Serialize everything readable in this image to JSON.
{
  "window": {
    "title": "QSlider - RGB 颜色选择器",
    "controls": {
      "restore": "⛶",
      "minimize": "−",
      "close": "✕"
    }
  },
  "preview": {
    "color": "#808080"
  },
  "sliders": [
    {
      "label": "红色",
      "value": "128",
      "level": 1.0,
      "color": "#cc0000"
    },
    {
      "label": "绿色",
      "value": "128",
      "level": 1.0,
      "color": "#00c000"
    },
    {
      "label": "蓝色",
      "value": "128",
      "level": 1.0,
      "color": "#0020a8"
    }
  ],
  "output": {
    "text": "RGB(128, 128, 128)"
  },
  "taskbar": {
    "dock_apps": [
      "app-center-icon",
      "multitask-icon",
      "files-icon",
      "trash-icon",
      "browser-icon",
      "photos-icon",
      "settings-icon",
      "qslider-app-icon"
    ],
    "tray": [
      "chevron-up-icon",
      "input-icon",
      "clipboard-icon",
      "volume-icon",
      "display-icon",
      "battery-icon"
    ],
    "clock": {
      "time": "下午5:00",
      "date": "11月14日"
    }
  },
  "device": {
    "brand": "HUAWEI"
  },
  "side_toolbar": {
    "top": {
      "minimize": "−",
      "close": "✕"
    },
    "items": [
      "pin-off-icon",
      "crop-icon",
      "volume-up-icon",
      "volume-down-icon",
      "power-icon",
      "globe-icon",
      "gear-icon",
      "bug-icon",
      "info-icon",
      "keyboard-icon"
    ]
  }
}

::::

Directive: Transcribe the full listing above without leaving anything out.

Reply to the exercise:
Serialize everything readable in this image to JSON.
{
  "window": {
    "title": "QSlider - RGB 颜色选择器",
    "controls": {
      "restore": "⛶",
      "minimize": "−",
      "close": "✕"
    }
  },
  "preview": {
    "color": "#808080"
  },
  "sliders": [
    {
      "label": "红色",
      "value": "128",
      "level": 1.0,
      "color": "#cc0000"
    },
    {
      "label": "绿色",
      "value": "128",
      "level": 1.0,
      "color": "#00c000"
    },
    {
      "label": "蓝色",
      "value": "128",
      "level": 1.0,
      "color": "#0020a8"
    }
  ],
  "output": {
    "text": "RGB(128, 128, 128)"
  },
  "taskbar": {
    "dock_apps": [
      "app-center-icon",
      "multitask-icon",
      "files-icon",
      "trash-icon",
      "browser-icon",
      "photos-icon",
      "settings-icon",
      "qslider-app-icon"
    ],
    "tray": [
      "chevron-up-icon",
      "input-icon",
      "clipboard-icon",
      "volume-icon",
      "display-icon",
      "battery-icon"
    ],
    "clock": {
      "time": "下午5:00",
      "date": "11月14日"
    }
  },
  "device": {
    "brand": "HUAWEI"
  },
  "side_toolbar": {
    "top": {
      "minimize": "−",
      "close": "✕"
    },
    "items": [
      "pin-off-icon",
      "crop-icon",
      "volume-up-icon",
      "volume-down-icon",
      "power-icon",
      "globe-icon",
      "gear-icon",
      "bug-icon",
      "info-icon",
      "keyboard-icon"
    ]
  }
}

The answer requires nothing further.